(Entries with figure data)

>> BEGIN

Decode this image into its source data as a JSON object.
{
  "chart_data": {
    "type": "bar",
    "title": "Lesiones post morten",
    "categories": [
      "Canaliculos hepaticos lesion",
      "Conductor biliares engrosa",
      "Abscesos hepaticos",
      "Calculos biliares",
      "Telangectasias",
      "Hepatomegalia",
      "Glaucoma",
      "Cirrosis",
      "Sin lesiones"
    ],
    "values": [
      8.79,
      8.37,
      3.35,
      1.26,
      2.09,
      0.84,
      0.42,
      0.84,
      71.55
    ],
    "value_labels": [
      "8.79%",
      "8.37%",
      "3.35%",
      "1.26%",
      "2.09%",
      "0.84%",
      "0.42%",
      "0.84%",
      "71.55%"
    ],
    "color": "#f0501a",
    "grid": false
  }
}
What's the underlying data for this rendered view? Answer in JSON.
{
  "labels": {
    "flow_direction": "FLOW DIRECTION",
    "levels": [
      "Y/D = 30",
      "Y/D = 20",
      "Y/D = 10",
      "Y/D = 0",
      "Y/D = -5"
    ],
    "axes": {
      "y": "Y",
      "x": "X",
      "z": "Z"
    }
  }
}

>> END

The problem ::
Find every line in the records above that holds the word "biliares", and copy each one.

Task result ::
      "Conductor biliares engrosa",
      "Calculos biliares",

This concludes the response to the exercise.